[Exercise]
Pull out every line of the entries below and reproduce each one character for character, in the same order.

[Items]
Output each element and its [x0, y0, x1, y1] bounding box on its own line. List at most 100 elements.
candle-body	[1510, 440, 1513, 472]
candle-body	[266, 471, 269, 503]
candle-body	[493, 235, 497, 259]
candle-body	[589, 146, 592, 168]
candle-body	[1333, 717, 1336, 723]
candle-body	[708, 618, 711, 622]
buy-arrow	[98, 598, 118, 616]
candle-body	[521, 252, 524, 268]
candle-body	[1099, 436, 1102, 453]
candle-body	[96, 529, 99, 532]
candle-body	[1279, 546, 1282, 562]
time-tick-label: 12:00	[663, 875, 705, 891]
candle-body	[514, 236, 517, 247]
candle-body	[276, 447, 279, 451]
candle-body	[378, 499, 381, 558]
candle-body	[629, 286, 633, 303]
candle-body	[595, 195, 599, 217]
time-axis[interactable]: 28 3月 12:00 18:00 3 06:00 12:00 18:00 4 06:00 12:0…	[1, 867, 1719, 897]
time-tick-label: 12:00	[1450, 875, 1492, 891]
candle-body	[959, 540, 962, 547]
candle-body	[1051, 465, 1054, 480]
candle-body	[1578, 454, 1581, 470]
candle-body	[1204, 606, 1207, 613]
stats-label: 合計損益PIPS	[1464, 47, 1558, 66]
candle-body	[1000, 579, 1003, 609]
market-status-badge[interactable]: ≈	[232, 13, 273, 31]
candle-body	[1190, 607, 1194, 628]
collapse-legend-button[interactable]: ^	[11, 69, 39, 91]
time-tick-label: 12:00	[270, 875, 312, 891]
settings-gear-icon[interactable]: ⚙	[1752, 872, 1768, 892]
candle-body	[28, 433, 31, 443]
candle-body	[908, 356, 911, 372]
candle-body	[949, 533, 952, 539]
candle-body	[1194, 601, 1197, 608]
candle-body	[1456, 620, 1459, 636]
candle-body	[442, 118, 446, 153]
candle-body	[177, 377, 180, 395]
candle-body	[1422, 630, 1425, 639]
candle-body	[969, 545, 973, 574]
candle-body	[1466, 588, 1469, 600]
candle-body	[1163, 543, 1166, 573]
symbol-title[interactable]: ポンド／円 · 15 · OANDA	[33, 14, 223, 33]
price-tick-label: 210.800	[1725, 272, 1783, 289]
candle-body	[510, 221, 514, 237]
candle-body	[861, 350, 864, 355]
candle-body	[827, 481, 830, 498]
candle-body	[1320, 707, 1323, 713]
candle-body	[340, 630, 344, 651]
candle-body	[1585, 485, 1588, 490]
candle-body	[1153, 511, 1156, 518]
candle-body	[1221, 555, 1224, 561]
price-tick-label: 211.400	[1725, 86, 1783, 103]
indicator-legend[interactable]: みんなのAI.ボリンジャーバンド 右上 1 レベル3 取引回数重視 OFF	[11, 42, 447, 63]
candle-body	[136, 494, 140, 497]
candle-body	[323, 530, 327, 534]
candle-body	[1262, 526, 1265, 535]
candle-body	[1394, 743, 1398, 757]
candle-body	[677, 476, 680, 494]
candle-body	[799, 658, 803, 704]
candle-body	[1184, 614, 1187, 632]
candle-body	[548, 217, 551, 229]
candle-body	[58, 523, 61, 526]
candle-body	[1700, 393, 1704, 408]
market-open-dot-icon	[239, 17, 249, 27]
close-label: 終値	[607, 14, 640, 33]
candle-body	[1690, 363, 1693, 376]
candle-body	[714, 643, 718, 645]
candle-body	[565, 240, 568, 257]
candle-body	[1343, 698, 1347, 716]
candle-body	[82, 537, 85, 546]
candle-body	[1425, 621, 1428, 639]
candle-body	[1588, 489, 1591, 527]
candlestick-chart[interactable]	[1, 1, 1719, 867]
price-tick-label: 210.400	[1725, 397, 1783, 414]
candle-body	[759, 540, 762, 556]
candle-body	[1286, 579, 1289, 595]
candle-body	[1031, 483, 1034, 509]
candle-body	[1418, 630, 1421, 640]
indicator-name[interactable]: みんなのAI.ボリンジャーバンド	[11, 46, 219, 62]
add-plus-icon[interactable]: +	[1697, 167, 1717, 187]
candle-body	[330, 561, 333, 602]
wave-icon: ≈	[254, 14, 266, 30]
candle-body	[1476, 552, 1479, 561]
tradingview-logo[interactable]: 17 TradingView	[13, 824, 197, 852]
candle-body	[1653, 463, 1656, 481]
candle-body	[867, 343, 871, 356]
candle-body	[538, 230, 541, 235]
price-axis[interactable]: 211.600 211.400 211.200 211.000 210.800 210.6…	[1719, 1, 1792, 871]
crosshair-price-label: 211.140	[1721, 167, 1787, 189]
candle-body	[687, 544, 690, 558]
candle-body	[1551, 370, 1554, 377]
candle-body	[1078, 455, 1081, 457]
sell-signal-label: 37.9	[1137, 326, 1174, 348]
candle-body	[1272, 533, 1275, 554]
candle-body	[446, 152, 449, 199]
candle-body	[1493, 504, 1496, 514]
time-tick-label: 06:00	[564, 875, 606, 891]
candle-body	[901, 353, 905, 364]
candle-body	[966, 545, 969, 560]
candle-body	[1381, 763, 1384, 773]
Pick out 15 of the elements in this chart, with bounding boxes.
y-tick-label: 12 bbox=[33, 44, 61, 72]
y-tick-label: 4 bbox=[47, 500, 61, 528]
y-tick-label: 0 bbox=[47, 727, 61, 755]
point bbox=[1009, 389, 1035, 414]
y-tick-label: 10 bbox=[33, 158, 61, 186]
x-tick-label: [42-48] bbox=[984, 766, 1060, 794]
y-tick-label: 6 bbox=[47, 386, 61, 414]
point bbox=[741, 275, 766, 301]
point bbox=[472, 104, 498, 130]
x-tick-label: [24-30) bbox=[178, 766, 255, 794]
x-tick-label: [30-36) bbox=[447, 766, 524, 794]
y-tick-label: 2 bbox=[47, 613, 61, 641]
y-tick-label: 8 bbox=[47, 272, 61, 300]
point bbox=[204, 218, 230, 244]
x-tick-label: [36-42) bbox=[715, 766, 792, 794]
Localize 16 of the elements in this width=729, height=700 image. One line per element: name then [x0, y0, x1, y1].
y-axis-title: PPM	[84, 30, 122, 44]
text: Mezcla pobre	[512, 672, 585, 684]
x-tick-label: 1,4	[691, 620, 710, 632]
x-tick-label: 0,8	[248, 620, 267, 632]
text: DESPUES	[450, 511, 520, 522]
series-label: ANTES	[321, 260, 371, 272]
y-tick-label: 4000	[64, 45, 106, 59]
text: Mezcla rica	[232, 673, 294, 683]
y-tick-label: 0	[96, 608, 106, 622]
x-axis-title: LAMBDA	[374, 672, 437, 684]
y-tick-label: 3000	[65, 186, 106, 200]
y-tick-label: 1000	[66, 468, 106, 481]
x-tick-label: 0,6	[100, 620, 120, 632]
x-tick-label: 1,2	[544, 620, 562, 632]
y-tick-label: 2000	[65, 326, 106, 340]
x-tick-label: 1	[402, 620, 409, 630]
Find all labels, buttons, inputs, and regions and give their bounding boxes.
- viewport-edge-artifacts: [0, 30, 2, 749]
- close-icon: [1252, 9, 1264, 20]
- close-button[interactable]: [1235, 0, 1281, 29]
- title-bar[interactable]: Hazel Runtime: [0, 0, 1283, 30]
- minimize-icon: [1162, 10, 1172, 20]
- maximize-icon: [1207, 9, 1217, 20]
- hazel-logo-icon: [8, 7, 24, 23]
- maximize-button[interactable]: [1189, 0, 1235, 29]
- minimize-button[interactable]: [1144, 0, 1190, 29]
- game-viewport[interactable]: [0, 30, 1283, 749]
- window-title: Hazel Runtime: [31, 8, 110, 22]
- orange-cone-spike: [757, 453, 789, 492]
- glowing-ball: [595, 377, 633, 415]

[Worked solution]
Output each element and its [x0, y0, x1, y1] bounding box on its own line. List at most 100 elements.
candle-body	[1510, 440, 1513, 472]
candle-body	[266, 471, 269, 503]
candle-body	[493, 235, 497, 259]
candle-body	[589, 146, 592, 168]
candle-body	[1333, 717, 1336, 723]
candle-body	[708, 618, 711, 622]
buy-arrow	[98, 598, 118, 616]
candle-body	[521, 252, 524, 268]
candle-body	[1099, 436, 1102, 453]
candle-body	[96, 529, 99, 532]
candle-body	[1279, 546, 1282, 562]
time-tick-label: 12:00	[663, 875, 705, 891]
candle-body	[514, 236, 517, 247]
candle-body	[276, 447, 279, 451]
candle-body	[378, 499, 381, 558]
candle-body	[629, 286, 633, 303]
candle-body	[595, 195, 599, 217]
time-axis[interactable]: 28 3月 12:00 18:00 3 06:00 12:00 18:00 4 06:00 12:0…	[1, 867, 1719, 897]
time-tick-label: 12:00	[1450, 875, 1492, 891]
candle-body	[959, 540, 962, 547]
candle-body	[1051, 465, 1054, 480]
candle-body	[1578, 454, 1581, 470]
candle-body	[1204, 606, 1207, 613]
stats-label: 合計損益PIPS	[1464, 47, 1558, 66]
candle-body	[1000, 579, 1003, 609]
market-status-badge[interactable]: ≈	[232, 13, 273, 31]
candle-body	[1190, 607, 1194, 628]
collapse-legend-button[interactable]: ^	[11, 69, 39, 91]
time-tick-label: 12:00	[270, 875, 312, 891]
settings-gear-icon[interactable]: ⚙	[1752, 872, 1768, 892]
candle-body	[28, 433, 31, 443]
candle-body	[908, 356, 911, 372]
candle-body	[949, 533, 952, 539]
candle-body	[1194, 601, 1197, 608]
candle-body	[1456, 620, 1459, 636]
candle-body	[442, 118, 446, 153]
candle-body	[177, 377, 180, 395]
candle-body	[1422, 630, 1425, 639]
candle-body	[969, 545, 973, 574]
candle-body	[1466, 588, 1469, 600]
candle-body	[1163, 543, 1166, 573]
symbol-title[interactable]: ポンド／円 · 15 · OANDA	[33, 14, 223, 33]
price-tick-label: 210.800	[1725, 272, 1783, 289]
candle-body	[510, 221, 514, 237]
candle-body	[861, 350, 864, 355]
candle-body	[827, 481, 830, 498]
candle-body	[1320, 707, 1323, 713]
candle-body	[340, 630, 344, 651]
candle-body	[1585, 485, 1588, 490]
candle-body	[1153, 511, 1156, 518]
candle-body	[1221, 555, 1224, 561]
price-tick-label: 211.400	[1725, 86, 1783, 103]
indicator-legend[interactable]: みんなのAI.ボリンジャーバンド 右上 1 レベル3 取引回数重視 OFF	[11, 42, 447, 63]
candle-body	[136, 494, 140, 497]
candle-body	[323, 530, 327, 534]
candle-body	[1262, 526, 1265, 535]
candle-body	[1394, 743, 1398, 757]
candle-body	[677, 476, 680, 494]
candle-body	[799, 658, 803, 704]
candle-body	[1184, 614, 1187, 632]
candle-body	[548, 217, 551, 229]
candle-body	[58, 523, 61, 526]
candle-body	[1700, 393, 1704, 408]
market-open-dot-icon	[239, 17, 249, 27]
close-label: 終値	[607, 14, 640, 33]
candle-body	[1690, 363, 1693, 376]
candle-body	[714, 643, 718, 645]
candle-body	[565, 240, 568, 257]
candle-body	[1343, 698, 1347, 716]
candle-body	[82, 537, 85, 546]
candle-body	[1425, 621, 1428, 639]
candle-body	[1588, 489, 1591, 527]
candlestick-chart[interactable]	[1, 1, 1719, 867]
price-tick-label: 210.400	[1725, 397, 1783, 414]
candle-body	[759, 540, 762, 556]
candle-body	[1286, 579, 1289, 595]
candle-body	[1031, 483, 1034, 509]
candle-body	[1418, 630, 1421, 640]
indicator-name[interactable]: みんなのAI.ボリンジャーバンド	[11, 46, 219, 62]
add-plus-icon[interactable]: +	[1697, 167, 1717, 187]
candle-body	[330, 561, 333, 602]
wave-icon: ≈	[254, 14, 266, 30]
candle-body	[1476, 552, 1479, 561]
tradingview-logo[interactable]: 17 TradingView	[13, 824, 197, 852]
candle-body	[1653, 463, 1656, 481]
candle-body	[867, 343, 871, 356]
candle-body	[538, 230, 541, 235]
price-axis[interactable]: 211.600 211.400 211.200 211.000 210.800 210.6…	[1719, 1, 1792, 871]
crosshair-price-label: 211.140	[1721, 167, 1787, 189]
candle-body	[687, 544, 690, 558]
candle-body	[1551, 370, 1554, 377]
candle-body	[1078, 455, 1081, 457]
sell-signal-label: 37.9	[1137, 326, 1174, 348]
candle-body	[1272, 533, 1275, 554]
candle-body	[446, 152, 449, 199]
candle-body	[1493, 504, 1496, 514]
time-tick-label: 06:00	[564, 875, 606, 891]
candle-body	[901, 353, 905, 364]
candle-body	[966, 545, 969, 560]
candle-body	[1381, 763, 1384, 773]
Pick out 15 of the elements in this chart, with bounding boxes.
y-tick-label: 12 bbox=[33, 44, 61, 72]
y-tick-label: 4 bbox=[47, 500, 61, 528]
y-tick-label: 0 bbox=[47, 727, 61, 755]
point bbox=[1009, 389, 1035, 414]
y-tick-label: 10 bbox=[33, 158, 61, 186]
x-tick-label: [42-48] bbox=[984, 766, 1060, 794]
y-tick-label: 6 bbox=[47, 386, 61, 414]
point bbox=[741, 275, 766, 301]
point bbox=[472, 104, 498, 130]
x-tick-label: [24-30) bbox=[178, 766, 255, 794]
x-tick-label: [30-36) bbox=[447, 766, 524, 794]
y-tick-label: 2 bbox=[47, 613, 61, 641]
y-tick-label: 8 bbox=[47, 272, 61, 300]
point bbox=[204, 218, 230, 244]
x-tick-label: [36-42) bbox=[715, 766, 792, 794]
Localize 16 of the elements in this width=729, height=700 image. One line per element: name then [x0, y0, x1, y1].
y-axis-title: PPM	[84, 30, 122, 44]
text: Mezcla pobre	[512, 672, 585, 684]
x-tick-label: 1,4	[691, 620, 710, 632]
x-tick-label: 0,8	[248, 620, 267, 632]
text: DESPUES	[450, 511, 520, 522]
series-label: ANTES	[321, 260, 371, 272]
y-tick-label: 4000	[64, 45, 106, 59]
text: Mezcla rica	[232, 673, 294, 683]
y-tick-label: 0	[96, 608, 106, 622]
x-axis-title: LAMBDA	[374, 672, 437, 684]
y-tick-label: 3000	[65, 186, 106, 200]
y-tick-label: 1000	[66, 468, 106, 481]
x-tick-label: 0,6	[100, 620, 120, 632]
x-tick-label: 1,2	[544, 620, 562, 632]
y-tick-label: 2000	[65, 326, 106, 340]
x-tick-label: 1	[402, 620, 409, 630]
Find all labels, buttons, inputs, and regions and give their bounding boxes.
- viewport-edge-artifacts: [0, 30, 2, 749]
- close-icon: [1252, 9, 1264, 20]
- close-button[interactable]: [1235, 0, 1281, 29]
- title-bar[interactable]: Hazel Runtime: [0, 0, 1283, 30]
- minimize-icon: [1162, 10, 1172, 20]
- maximize-icon: [1207, 9, 1217, 20]
- hazel-logo-icon: [8, 7, 24, 23]
- maximize-button[interactable]: [1189, 0, 1235, 29]
- minimize-button[interactable]: [1144, 0, 1190, 29]
- game-viewport[interactable]: [0, 30, 1283, 749]
- window-title: Hazel Runtime: [31, 8, 110, 22]
- orange-cone-spike: [757, 453, 789, 492]
- glowing-ball: [595, 377, 633, 415]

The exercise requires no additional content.